Check the listing below for lines that hold "按规律分类指导". How many are there? Please give only the number.
## START Provided material
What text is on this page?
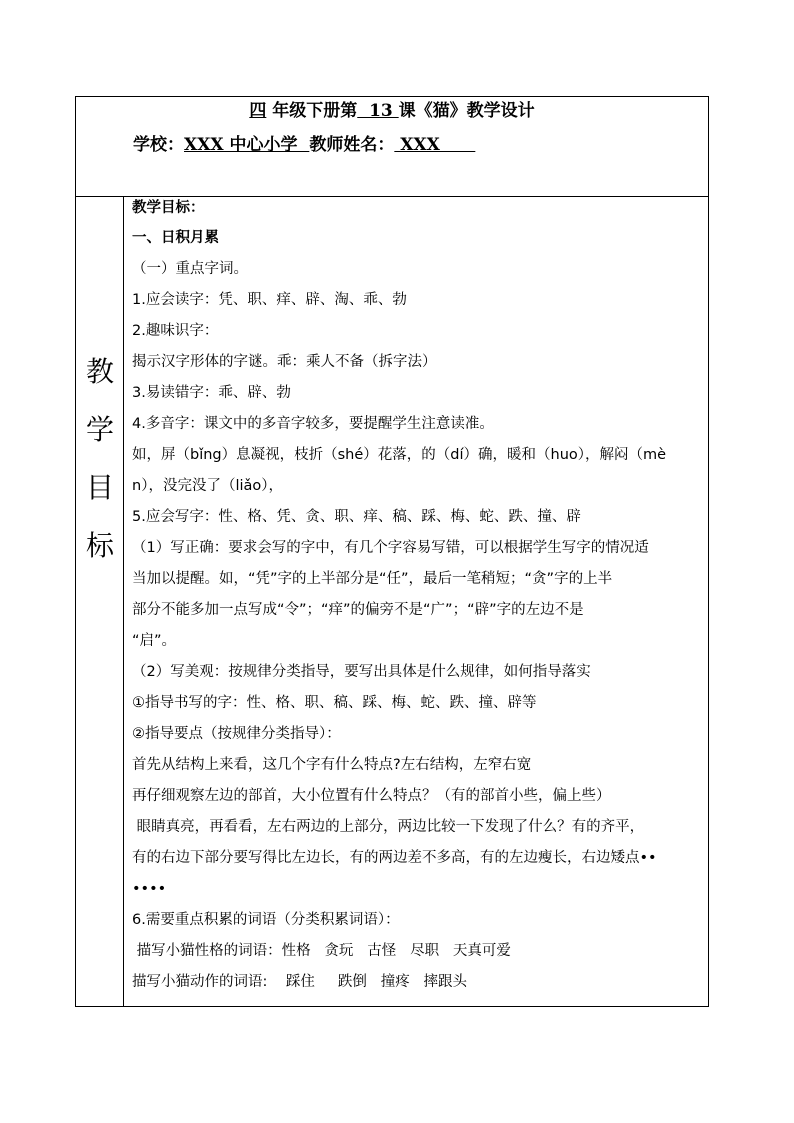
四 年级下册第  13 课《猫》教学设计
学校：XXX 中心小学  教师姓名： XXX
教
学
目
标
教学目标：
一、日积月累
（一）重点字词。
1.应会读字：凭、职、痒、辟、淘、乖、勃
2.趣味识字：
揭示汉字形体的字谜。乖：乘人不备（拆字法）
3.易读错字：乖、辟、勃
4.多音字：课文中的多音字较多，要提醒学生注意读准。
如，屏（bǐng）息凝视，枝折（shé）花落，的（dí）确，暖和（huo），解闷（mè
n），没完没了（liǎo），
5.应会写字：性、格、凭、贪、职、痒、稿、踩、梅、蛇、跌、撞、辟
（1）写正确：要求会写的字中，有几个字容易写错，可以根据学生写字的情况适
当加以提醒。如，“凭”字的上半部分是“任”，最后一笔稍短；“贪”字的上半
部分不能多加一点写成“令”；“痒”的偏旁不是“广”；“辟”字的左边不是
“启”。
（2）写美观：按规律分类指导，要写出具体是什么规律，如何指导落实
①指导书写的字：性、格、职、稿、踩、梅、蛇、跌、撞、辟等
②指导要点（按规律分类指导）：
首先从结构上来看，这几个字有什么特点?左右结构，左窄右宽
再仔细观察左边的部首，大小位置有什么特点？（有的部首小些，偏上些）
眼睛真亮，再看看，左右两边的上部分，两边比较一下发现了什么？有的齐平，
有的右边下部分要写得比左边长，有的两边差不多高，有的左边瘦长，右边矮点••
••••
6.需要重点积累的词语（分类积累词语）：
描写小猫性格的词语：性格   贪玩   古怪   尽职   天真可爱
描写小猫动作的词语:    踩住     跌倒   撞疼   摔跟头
## END Provided material
### Solution to the exercise
2